__Work to do__: Skip any picture you find and retype all the remaining lines exactly.

Data entries
==*==

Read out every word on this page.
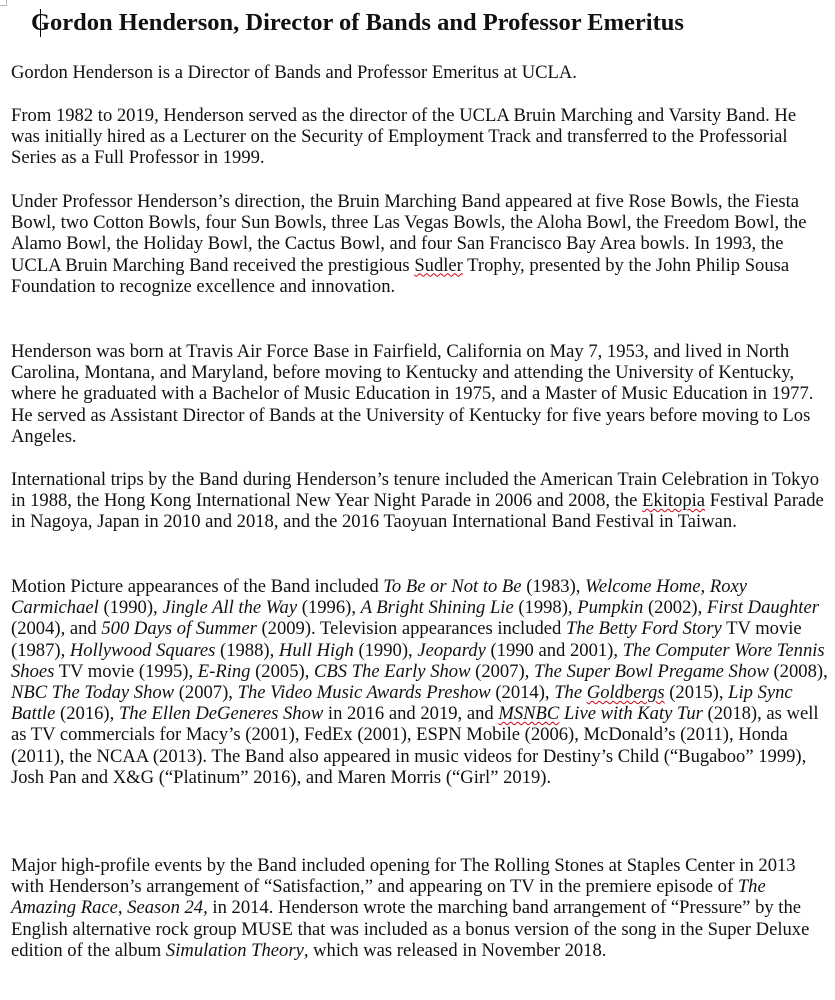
Gordon Henderson, Director of Bands and Professor Emeritus

Gordon Henderson is a Director of Bands and Professor Emeritus at UCLA.

From 1982 to 2019, Henderson served as the director of the UCLA Bruin Marching and Varsity Band. He was initially hired as a Lecturer on the Security of Employment Track and transferred to the Professorial Series as a Full Professor in 1999.

Under Professor Henderson’s direction, the Bruin Marching Band appeared at five Rose Bowls, the Fiesta Bowl, two Cotton Bowls, four Sun Bowls, three Las Vegas Bowls, the Aloha Bowl, the Freedom Bowl, the Alamo Bowl, the Holiday Bowl, the Cactus Bowl, and four San Francisco Bay Area bowls. In 1993, the UCLA Bruin Marching Band received the prestigious Sudler Trophy, presented by the John Philip Sousa Foundation to recognize excellence and innovation.

Henderson was born at Travis Air Force Base in Fairfield, California on May 7, 1953, and lived in North Carolina, Montana, and Maryland, before moving to Kentucky and attending the University of Kentucky, where he graduated with a Bachelor of Music Education in 1975, and a Master of Music Education in 1977. He served as Assistant Director of Bands at the University of Kentucky for five years before moving to Los Angeles.

International trips by the Band during Henderson’s tenure included the American Train Celebration in Tokyo in 1988, the Hong Kong International New Year Night Parade in 2006 and 2008, the Ekitopia Festival Parade in Nagoya, Japan in 2010 and 2018, and the 2016 Taoyuan International Band Festival in Taiwan.

Motion Picture appearances of the Band included To Be or Not to Be (1983), Welcome Home, Roxy Carmichael (1990), Jingle All the Way (1996), A Bright Shining Lie (1998), Pumpkin (2002), First Daughter (2004), and 500 Days of Summer (2009). Television appearances included The Betty Ford Story TV movie (1987), Hollywood Squares (1988), Hull High (1990), Jeopardy (1990 and 2001), The Computer Wore Tennis Shoes TV movie (1995), E-Ring (2005), CBS The Early Show (2007), The Super Bowl Pregame Show (2008), NBC The Today Show (2007), The Video Music Awards Preshow (2014), The Goldbergs (2015), Lip Sync Battle (2016), The Ellen DeGeneres Show in 2016 and 2019, and MSNBC Live with Katy Tur (2018), as well as TV commercials for Macy’s (2001), FedEx (2001), ESPN Mobile (2006), McDonald’s (2011), Honda (2011), the NCAA (2013). The Band also appeared in music videos for Destiny’s Child (“Bugaboo” 1999), Josh Pan and X&G (“Platinum” 2016), and Maren Morris (“Girl” 2019).

Major high-profile events by the Band included opening for The Rolling Stones at Staples Center in 2013 with Henderson’s arrangement of “Satisfaction,” and appearing on TV in the premiere episode of The Amazing Race, Season 24, in 2014. Henderson wrote the marching band arrangement of “Pressure” by the English alternative rock group MUSE that was included as a bonus version of the song in the Super Deluxe edition of the album Simulation Theory, which was released in November 2018.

==*==

__Output for this exercise__:
Read out every word on this page.
Gordon Henderson, Director of Bands and Professor Emeritus

Gordon Henderson is a Director of Bands and Professor Emeritus at UCLA.

From 1982 to 2019, Henderson served as the director of the UCLA Bruin Marching and Varsity Band. He was initially hired as a Lecturer on the Security of Employment Track and transferred to the Professorial Series as a Full Professor in 1999.

Under Professor Henderson’s direction, the Bruin Marching Band appeared at five Rose Bowls, the Fiesta Bowl, two Cotton Bowls, four Sun Bowls, three Las Vegas Bowls, the Aloha Bowl, the Freedom Bowl, the Alamo Bowl, the Holiday Bowl, the Cactus Bowl, and four San Francisco Bay Area bowls. In 1993, the UCLA Bruin Marching Band received the prestigious Sudler Trophy, presented by the John Philip Sousa Foundation to recognize excellence and innovation.

Henderson was born at Travis Air Force Base in Fairfield, California on May 7, 1953, and lived in North Carolina, Montana, and Maryland, before moving to Kentucky and attending the University of Kentucky, where he graduated with a Bachelor of Music Education in 1975, and a Master of Music Education in 1977. He served as Assistant Director of Bands at the University of Kentucky for five years before moving to Los Angeles.

International trips by the Band during Henderson’s tenure included the American Train Celebration in Tokyo in 1988, the Hong Kong International New Year Night Parade in 2006 and 2008, the Ekitopia Festival Parade in Nagoya, Japan in 2010 and 2018, and the 2016 Taoyuan International Band Festival in Taiwan.

Motion Picture appearances of the Band included To Be or Not to Be (1983), Welcome Home, Roxy Carmichael (1990), Jingle All the Way (1996), A Bright Shining Lie (1998), Pumpkin (2002), First Daughter (2004), and 500 Days of Summer (2009). Television appearances included The Betty Ford Story TV movie (1987), Hollywood Squares (1988), Hull High (1990), Jeopardy (1990 and 2001), The Computer Wore Tennis Shoes TV movie (1995), E-Ring (2005), CBS The Early Show (2007), The Super Bowl Pregame Show (2008), NBC The Today Show (2007), The Video Music Awards Preshow (2014), The Goldbergs (2015), Lip Sync Battle (2016), The Ellen DeGeneres Show in 2016 and 2019, and MSNBC Live with Katy Tur (2018), as well as TV commercials for Macy’s (2001), FedEx (2001), ESPN Mobile (2006), McDonald’s (2011), Honda (2011), the NCAA (2013). The Band also appeared in music videos for Destiny’s Child (“Bugaboo” 1999), Josh Pan and X&G (“Platinum” 2016), and Maren Morris (“Girl” 2019).

Major high-profile events by the Band included opening for The Rolling Stones at Staples Center in 2013 with Henderson’s arrangement of “Satisfaction,” and appearing on TV in the premiere episode of The Amazing Race, Season 24, in 2014. Henderson wrote the marching band arrangement of “Pressure” by the English alternative rock group MUSE that was included as a bonus version of the song in the Super Deluxe edition of the album Simulation Theory, which was released in November 2018.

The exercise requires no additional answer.